WHAT YOU SHOULD DO -> From the listing below, return each line that includes "Addis".

ENTRIES SUPPLIED ->
########
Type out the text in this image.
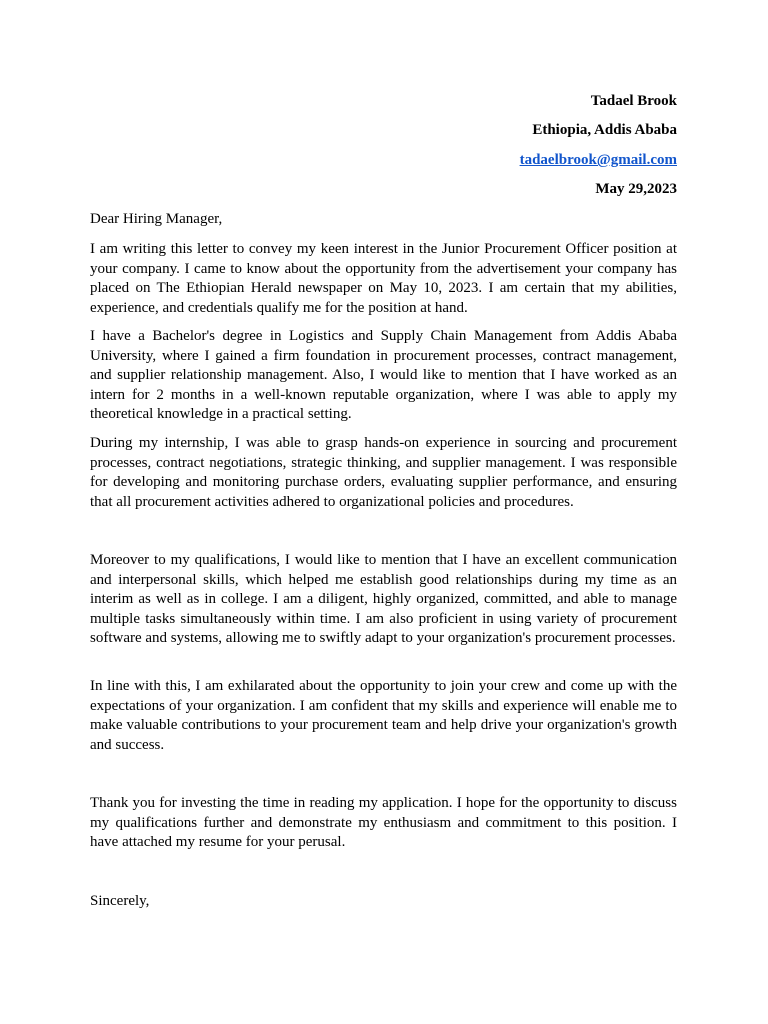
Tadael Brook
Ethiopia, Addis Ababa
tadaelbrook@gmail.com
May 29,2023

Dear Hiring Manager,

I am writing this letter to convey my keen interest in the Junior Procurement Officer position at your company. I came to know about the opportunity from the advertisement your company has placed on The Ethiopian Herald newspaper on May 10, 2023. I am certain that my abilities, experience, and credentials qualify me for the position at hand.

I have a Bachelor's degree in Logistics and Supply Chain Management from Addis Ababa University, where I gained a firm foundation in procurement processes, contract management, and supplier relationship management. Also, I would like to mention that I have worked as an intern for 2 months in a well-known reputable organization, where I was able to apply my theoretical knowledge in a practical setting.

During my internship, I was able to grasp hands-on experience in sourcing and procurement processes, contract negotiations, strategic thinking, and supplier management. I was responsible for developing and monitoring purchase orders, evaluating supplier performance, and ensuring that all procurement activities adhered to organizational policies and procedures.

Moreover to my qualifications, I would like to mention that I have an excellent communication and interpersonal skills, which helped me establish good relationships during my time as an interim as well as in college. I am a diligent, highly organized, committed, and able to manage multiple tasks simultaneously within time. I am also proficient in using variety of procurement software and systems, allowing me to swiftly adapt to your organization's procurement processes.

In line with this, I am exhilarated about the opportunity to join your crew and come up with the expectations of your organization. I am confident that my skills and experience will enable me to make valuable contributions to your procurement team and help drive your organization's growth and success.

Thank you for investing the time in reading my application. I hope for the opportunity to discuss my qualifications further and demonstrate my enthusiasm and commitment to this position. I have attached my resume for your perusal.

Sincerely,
########
RESULT FOR THIS TASK ->
Ethiopia, Addis Ababa
I have a Bachelor's degree in Logistics and Supply Chain Management from Addis Ababa University, where I gained a firm foundation in procurement processes, contract management, and supplier relationship management. Also, I would like to mention that I have worked as an intern for 2 months in a well-known reputable organization, where I was able to apply my theoretical knowledge in a practical setting.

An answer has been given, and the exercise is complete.